Saved entries
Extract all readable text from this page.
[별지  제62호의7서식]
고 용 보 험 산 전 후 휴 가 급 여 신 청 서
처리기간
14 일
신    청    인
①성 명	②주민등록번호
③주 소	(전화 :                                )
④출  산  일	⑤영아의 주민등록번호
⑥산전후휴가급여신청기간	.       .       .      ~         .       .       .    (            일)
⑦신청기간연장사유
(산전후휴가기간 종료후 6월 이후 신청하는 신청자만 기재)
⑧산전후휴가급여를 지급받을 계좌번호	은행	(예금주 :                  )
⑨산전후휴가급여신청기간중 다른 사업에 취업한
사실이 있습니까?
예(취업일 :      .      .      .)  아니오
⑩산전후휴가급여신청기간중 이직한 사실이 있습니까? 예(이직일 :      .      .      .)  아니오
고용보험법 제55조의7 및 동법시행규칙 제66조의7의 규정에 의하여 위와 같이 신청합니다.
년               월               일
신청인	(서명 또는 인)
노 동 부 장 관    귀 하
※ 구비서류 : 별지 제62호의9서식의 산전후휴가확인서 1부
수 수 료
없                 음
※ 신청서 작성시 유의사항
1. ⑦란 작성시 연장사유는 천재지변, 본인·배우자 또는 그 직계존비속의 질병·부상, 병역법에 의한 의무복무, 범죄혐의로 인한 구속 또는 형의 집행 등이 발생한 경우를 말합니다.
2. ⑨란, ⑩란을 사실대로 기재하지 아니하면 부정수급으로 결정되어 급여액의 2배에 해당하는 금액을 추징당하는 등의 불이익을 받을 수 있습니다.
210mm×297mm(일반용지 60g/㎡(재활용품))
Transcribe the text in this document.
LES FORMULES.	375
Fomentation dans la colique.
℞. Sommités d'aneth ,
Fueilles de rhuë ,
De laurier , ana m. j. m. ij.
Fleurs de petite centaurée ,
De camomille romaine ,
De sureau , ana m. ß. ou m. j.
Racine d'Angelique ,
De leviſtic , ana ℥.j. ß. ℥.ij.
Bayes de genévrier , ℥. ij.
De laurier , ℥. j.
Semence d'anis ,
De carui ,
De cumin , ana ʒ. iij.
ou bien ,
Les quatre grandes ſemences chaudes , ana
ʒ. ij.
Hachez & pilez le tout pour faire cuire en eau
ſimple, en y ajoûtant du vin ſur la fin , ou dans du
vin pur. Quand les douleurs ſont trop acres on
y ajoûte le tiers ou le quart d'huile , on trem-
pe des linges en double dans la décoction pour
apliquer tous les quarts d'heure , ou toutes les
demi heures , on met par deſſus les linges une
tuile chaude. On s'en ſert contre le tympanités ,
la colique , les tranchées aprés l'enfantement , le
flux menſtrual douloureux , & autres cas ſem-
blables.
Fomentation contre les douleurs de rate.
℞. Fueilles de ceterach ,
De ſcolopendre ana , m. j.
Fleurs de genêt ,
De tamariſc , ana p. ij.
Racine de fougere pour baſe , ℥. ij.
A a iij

PROBLEM REQUIREMENTS
Your task is to reproduce, exactly and exclusively, the lines from the one holding "Transcribe the text in this document." through the final line of the listing.

FINAL RESULT
Transcribe the text in this document.
LES FORMULES.	375
Fomentation dans la colique.
℞. Sommités d'aneth ,
Fueilles de rhuë ,
De laurier , ana m. j. m. ij.
Fleurs de petite centaurée ,
De camomille romaine ,
De sureau , ana m. ß. ou m. j.
Racine d'Angelique ,
De leviſtic , ana ℥.j. ß. ℥.ij.
Bayes de genévrier , ℥. ij.
De laurier , ℥. j.
Semence d'anis ,
De carui ,
De cumin , ana ʒ. iij.
ou bien ,
Les quatre grandes ſemences chaudes , ana
ʒ. ij.
Hachez & pilez le tout pour faire cuire en eau
ſimple, en y ajoûtant du vin ſur la fin , ou dans du
vin pur. Quand les douleurs ſont trop acres on
y ajoûte le tiers ou le quart d'huile , on trem-
pe des linges en double dans la décoction pour
apliquer tous les quarts d'heure , ou toutes les
demi heures , on met par deſſus les linges une
tuile chaude. On s'en ſert contre le tympanités ,
la colique , les tranchées aprés l'enfantement , le
flux menſtrual douloureux , & autres cas ſem-
blables.
Fomentation contre les douleurs de rate.
℞. Fueilles de ceterach ,
De ſcolopendre ana , m. j.
Fleurs de genêt ,
De tamariſc , ana p. ij.
Racine de fougere pour baſe , ℥. ij.
A a iij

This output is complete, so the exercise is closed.